### PROBLEM REQUIREMENTS
The entries below should be output exactly as written.

Data records
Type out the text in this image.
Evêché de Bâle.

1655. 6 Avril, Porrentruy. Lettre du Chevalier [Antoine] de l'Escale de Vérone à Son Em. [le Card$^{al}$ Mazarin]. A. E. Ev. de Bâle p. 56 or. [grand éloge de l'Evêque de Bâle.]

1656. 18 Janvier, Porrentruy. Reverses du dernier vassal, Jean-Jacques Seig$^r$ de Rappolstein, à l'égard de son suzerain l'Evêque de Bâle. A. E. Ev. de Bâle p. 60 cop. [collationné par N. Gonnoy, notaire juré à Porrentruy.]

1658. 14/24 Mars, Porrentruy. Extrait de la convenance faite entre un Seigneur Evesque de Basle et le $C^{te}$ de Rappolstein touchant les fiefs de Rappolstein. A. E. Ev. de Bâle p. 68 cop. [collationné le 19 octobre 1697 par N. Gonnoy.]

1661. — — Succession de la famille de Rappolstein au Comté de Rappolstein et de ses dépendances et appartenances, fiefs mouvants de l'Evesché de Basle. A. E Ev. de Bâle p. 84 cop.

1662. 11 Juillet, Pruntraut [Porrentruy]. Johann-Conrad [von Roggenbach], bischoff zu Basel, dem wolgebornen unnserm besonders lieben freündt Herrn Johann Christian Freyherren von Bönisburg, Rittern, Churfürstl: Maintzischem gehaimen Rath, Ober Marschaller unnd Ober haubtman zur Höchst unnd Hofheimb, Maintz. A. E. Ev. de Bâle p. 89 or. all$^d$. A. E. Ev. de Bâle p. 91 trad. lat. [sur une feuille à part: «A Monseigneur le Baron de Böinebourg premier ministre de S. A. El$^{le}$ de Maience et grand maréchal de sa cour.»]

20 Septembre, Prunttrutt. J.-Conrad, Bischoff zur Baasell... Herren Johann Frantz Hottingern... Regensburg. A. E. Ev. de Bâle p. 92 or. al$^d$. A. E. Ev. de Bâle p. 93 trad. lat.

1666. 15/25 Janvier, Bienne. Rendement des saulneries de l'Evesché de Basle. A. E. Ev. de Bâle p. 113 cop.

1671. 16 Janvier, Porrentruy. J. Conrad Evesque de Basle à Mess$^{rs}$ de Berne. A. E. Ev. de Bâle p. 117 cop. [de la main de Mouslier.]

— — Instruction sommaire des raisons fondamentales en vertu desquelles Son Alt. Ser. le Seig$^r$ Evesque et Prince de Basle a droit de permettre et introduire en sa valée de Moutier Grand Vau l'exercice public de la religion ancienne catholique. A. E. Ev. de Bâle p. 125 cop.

### RESULT OF THIS TASK
Type out the text in this image.
Evêché de Bâle.

1655. 6 Avril, Porrentruy. Lettre du Chevalier [Antoine] de l'Escale de Vérone à Son Em. [le Card$^{al}$ Mazarin]. A. E. Ev. de Bâle p. 56 or. [grand éloge de l'Evêque de Bâle.]

1656. 18 Janvier, Porrentruy. Reverses du dernier vassal, Jean-Jacques Seig$^r$ de Rappolstein, à l'égard de son suzerain l'Evêque de Bâle. A. E. Ev. de Bâle p. 60 cop. [collationné par N. Gonnoy, notaire juré à Porrentruy.]

1658. 14/24 Mars, Porrentruy. Extrait de la convenance faite entre un Seigneur Evesque de Basle et le $C^{te}$ de Rappolstein touchant les fiefs de Rappolstein. A. E. Ev. de Bâle p. 68 cop. [collationné le 19 octobre 1697 par N. Gonnoy.]

1661. — — Succession de la famille de Rappolstein au Comté de Rappolstein et de ses dépendances et appartenances, fiefs mouvants de l'Evesché de Basle. A. E Ev. de Bâle p. 84 cop.

1662. 11 Juillet, Pruntraut [Porrentruy]. Johann-Conrad [von Roggenbach], bischoff zu Basel, dem wolgebornen unnserm besonders lieben freündt Herrn Johann Christian Freyherren von Bönisburg, Rittern, Churfürstl: Maintzischem gehaimen Rath, Ober Marschaller unnd Ober haubtman zur Höchst unnd Hofheimb, Maintz. A. E. Ev. de Bâle p. 89 or. all$^d$. A. E. Ev. de Bâle p. 91 trad. lat. [sur une feuille à part: «A Monseigneur le Baron de Böinebourg premier ministre de S. A. El$^{le}$ de Maience et grand maréchal de sa cour.»]

20 Septembre, Prunttrutt. J.-Conrad, Bischoff zur Baasell... Herren Johann Frantz Hottingern... Regensburg. A. E. Ev. de Bâle p. 92 or. al$^d$. A. E. Ev. de Bâle p. 93 trad. lat.

1666. 15/25 Janvier, Bienne. Rendement des saulneries de l'Evesché de Basle. A. E. Ev. de Bâle p. 113 cop.

1671. 16 Janvier, Porrentruy. J. Conrad Evesque de Basle à Mess$^{rs}$ de Berne. A. E. Ev. de Bâle p. 117 cop. [de la main de Mouslier.]

— — Instruction sommaire des raisons fondamentales en vertu desquelles Son Alt. Ser. le Seig$^r$ Evesque et Prince de Basle a droit de permettre et introduire en sa valée de Moutier Grand Vau l'exercice public de la religion ancienne catholique. A. E. Ev. de Bâle p. 125 cop.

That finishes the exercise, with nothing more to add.